_Stated goal_
Retype every entry exactly, character for character.

Listed records start

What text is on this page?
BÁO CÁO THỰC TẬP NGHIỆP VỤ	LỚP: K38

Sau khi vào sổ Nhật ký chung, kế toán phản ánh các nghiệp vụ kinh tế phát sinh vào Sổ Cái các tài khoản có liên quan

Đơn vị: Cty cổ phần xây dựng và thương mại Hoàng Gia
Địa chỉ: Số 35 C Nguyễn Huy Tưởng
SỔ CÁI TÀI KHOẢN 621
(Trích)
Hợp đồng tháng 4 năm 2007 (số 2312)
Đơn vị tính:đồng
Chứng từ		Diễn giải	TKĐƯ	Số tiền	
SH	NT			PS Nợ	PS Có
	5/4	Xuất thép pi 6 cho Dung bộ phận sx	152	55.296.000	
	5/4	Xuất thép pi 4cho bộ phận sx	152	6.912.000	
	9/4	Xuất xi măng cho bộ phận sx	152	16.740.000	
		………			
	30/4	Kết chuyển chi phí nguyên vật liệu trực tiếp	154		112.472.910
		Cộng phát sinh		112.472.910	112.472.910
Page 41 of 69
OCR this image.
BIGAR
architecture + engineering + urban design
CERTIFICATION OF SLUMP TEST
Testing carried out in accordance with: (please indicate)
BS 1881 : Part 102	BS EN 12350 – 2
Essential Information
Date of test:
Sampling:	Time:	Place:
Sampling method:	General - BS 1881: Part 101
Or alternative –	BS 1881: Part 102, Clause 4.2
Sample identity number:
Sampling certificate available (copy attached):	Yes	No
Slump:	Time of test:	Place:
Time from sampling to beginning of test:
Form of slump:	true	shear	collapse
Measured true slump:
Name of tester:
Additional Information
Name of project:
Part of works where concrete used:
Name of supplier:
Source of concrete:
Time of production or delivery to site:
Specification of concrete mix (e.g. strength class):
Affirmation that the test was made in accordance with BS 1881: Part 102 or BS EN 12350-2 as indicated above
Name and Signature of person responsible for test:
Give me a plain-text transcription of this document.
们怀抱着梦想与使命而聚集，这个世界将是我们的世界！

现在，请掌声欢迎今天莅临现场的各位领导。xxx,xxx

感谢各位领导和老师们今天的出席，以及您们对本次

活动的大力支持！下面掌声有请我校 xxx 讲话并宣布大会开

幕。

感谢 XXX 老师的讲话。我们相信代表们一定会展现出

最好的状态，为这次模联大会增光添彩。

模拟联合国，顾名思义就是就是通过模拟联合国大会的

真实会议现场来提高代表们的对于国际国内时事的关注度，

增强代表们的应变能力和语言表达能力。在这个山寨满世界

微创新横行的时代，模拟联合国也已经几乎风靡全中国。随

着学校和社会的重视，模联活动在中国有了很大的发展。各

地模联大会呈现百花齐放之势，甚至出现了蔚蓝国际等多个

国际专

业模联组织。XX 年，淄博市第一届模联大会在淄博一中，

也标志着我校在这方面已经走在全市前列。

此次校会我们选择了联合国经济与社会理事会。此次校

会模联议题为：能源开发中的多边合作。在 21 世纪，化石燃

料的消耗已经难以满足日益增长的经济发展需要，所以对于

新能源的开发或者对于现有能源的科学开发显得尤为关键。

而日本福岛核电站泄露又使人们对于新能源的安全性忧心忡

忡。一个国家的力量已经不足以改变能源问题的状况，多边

Listed records end

_Result for this task_
What text is on this page?
BÁO CÁO THỰC TẬP NGHIỆP VỤ	LỚP: K38

Sau khi vào sổ Nhật ký chung, kế toán phản ánh các nghiệp vụ kinh tế phát sinh vào Sổ Cái các tài khoản có liên quan

Đơn vị: Cty cổ phần xây dựng và thương mại Hoàng Gia
Địa chỉ: Số 35 C Nguyễn Huy Tưởng
SỔ CÁI TÀI KHOẢN 621
(Trích)
Hợp đồng tháng 4 năm 2007 (số 2312)
Đơn vị tính:đồng
Chứng từ		Diễn giải	TKĐƯ	Số tiền	
SH	NT			PS Nợ	PS Có
	5/4	Xuất thép pi 6 cho Dung bộ phận sx	152	55.296.000	
	5/4	Xuất thép pi 4cho bộ phận sx	152	6.912.000	
	9/4	Xuất xi măng cho bộ phận sx	152	16.740.000	
		………			
	30/4	Kết chuyển chi phí nguyên vật liệu trực tiếp	154		112.472.910
		Cộng phát sinh		112.472.910	112.472.910
Page 41 of 69
OCR this image.
BIGAR
architecture + engineering + urban design
CERTIFICATION OF SLUMP TEST
Testing carried out in accordance with: (please indicate)
BS 1881 : Part 102	BS EN 12350 – 2
Essential Information
Date of test:
Sampling:	Time:	Place:
Sampling method:	General - BS 1881: Part 101
Or alternative –	BS 1881: Part 102, Clause 4.2
Sample identity number:
Sampling certificate available (copy attached):	Yes	No
Slump:	Time of test:	Place:
Time from sampling to beginning of test:
Form of slump:	true	shear	collapse
Measured true slump:
Name of tester:
Additional Information
Name of project:
Part of works where concrete used:
Name of supplier:
Source of concrete:
Time of production or delivery to site:
Specification of concrete mix (e.g. strength class):
Affirmation that the test was made in accordance with BS 1881: Part 102 or BS EN 12350-2 as indicated above
Name and Signature of person responsible for test:
Give me a plain-text transcription of this document.
们怀抱着梦想与使命而聚集，这个世界将是我们的世界！

现在，请掌声欢迎今天莅临现场的各位领导。xxx,xxx

感谢各位领导和老师们今天的出席，以及您们对本次

活动的大力支持！下面掌声有请我校 xxx 讲话并宣布大会开

幕。

感谢 XXX 老师的讲话。我们相信代表们一定会展现出

最好的状态，为这次模联大会增光添彩。

模拟联合国，顾名思义就是就是通过模拟联合国大会的

真实会议现场来提高代表们的对于国际国内时事的关注度，

增强代表们的应变能力和语言表达能力。在这个山寨满世界

微创新横行的时代，模拟联合国也已经几乎风靡全中国。随

着学校和社会的重视，模联活动在中国有了很大的发展。各

地模联大会呈现百花齐放之势，甚至出现了蔚蓝国际等多个

国际专

业模联组织。XX 年，淄博市第一届模联大会在淄博一中，

也标志着我校在这方面已经走在全市前列。

此次校会我们选择了联合国经济与社会理事会。此次校

会模联议题为：能源开发中的多边合作。在 21 世纪，化石燃

料的消耗已经难以满足日益增长的经济发展需要，所以对于

新能源的开发或者对于现有能源的科学开发显得尤为关键。

而日本福岛核电站泄露又使人们对于新能源的安全性忧心忡

忡。一个国家的力量已经不足以改变能源问题的状况，多边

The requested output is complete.